Lift out each line of the data that holds "Setup".

***** Extracted data *****

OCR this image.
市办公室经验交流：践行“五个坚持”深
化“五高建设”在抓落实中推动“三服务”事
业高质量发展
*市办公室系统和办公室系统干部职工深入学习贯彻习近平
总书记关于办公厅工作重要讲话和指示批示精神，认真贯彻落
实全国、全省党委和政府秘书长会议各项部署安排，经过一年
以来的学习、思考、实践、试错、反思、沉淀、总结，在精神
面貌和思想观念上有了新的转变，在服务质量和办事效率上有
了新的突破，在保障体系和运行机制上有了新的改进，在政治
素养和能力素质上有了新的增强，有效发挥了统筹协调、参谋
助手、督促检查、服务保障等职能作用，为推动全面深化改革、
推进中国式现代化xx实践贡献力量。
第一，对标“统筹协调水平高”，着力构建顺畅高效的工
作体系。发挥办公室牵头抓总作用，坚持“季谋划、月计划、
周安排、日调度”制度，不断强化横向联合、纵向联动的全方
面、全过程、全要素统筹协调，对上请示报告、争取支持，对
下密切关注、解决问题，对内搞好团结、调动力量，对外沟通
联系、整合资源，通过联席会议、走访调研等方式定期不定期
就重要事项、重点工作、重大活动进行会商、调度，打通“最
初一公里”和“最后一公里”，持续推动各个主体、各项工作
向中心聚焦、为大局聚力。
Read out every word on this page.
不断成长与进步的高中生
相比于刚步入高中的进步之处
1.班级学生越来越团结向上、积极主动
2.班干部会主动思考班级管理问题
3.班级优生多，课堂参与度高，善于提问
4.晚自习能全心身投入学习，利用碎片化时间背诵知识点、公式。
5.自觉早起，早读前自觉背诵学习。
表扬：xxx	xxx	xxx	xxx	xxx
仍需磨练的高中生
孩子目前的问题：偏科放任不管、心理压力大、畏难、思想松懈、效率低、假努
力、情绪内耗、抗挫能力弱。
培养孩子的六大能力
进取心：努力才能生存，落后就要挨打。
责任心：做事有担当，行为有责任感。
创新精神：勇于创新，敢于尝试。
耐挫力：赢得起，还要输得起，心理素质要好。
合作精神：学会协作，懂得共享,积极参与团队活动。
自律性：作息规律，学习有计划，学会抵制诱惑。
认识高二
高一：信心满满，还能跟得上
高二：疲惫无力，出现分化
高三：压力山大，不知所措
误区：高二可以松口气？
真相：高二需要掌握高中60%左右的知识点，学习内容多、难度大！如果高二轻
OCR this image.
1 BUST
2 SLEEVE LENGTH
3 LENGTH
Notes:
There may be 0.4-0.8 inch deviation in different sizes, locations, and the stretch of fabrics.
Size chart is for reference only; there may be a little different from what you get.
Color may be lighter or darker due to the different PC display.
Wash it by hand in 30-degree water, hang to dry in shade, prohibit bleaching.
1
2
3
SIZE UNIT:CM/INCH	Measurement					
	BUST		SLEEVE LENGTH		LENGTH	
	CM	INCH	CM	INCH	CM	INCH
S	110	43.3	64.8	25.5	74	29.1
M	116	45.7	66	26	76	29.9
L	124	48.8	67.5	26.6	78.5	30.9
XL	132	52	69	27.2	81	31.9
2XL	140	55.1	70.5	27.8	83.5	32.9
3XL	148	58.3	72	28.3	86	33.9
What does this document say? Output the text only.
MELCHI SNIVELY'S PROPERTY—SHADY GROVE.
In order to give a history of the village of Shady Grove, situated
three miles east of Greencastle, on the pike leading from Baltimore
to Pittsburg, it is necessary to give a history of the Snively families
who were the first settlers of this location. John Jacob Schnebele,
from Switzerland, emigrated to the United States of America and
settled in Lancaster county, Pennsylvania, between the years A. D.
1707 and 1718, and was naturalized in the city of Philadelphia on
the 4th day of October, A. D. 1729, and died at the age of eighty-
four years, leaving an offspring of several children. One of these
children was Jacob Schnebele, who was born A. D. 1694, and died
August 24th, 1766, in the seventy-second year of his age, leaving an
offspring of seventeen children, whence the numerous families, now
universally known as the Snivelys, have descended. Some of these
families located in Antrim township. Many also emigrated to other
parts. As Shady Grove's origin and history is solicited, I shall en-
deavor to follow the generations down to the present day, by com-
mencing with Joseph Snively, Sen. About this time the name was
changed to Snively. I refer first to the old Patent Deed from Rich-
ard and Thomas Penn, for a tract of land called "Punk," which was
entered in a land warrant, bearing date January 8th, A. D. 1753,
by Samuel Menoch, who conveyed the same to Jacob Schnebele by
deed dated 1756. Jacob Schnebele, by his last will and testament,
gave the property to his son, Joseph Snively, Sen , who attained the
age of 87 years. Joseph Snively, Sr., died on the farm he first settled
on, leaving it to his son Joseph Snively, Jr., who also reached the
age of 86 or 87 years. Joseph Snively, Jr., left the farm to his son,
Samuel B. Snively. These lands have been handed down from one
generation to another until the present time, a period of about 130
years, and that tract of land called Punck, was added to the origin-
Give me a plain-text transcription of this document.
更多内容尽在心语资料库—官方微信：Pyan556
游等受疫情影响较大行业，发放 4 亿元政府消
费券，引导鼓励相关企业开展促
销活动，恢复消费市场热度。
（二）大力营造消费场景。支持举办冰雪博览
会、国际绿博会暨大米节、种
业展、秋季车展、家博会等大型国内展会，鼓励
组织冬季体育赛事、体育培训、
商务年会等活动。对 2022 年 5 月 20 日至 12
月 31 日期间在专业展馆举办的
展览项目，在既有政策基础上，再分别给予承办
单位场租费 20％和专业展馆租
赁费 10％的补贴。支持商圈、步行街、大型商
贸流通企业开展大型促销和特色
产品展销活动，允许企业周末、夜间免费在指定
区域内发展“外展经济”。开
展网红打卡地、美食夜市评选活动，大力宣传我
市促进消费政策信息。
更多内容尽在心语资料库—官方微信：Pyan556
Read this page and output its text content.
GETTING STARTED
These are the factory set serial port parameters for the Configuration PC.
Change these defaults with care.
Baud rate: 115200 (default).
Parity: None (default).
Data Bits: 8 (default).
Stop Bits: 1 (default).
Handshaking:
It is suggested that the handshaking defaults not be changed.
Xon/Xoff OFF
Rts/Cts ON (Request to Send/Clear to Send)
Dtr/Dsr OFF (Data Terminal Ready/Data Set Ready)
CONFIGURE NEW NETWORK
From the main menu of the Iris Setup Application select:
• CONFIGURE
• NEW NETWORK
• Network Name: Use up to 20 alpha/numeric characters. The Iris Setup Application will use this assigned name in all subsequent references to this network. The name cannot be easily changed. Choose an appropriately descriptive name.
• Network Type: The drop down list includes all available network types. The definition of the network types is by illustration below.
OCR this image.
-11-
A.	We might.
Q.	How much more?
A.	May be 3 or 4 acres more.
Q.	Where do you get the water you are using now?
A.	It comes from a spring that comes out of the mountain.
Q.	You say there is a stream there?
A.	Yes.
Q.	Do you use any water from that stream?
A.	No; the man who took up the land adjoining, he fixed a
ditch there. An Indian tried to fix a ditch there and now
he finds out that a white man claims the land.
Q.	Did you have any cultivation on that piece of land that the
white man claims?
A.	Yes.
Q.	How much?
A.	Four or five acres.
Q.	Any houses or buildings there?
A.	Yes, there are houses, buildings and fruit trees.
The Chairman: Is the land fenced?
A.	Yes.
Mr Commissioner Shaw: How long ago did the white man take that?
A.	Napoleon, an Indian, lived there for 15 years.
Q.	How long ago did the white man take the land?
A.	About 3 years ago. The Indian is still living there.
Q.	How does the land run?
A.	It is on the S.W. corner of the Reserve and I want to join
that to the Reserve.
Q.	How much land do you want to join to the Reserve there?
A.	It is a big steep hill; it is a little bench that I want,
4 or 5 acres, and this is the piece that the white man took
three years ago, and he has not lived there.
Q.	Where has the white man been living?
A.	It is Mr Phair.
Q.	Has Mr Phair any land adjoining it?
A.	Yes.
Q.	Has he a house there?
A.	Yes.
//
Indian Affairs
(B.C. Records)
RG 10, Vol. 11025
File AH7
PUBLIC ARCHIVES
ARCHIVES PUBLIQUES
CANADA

*****

# [Task output]
From the main menu of the Iris Setup Application select:
• Network Name: Use up to 20 alpha/numeric characters. The Iris Setup Application will use this assigned name in all subsequent references to this network. The name cannot be easily changed. Choose an appropriately descriptive name.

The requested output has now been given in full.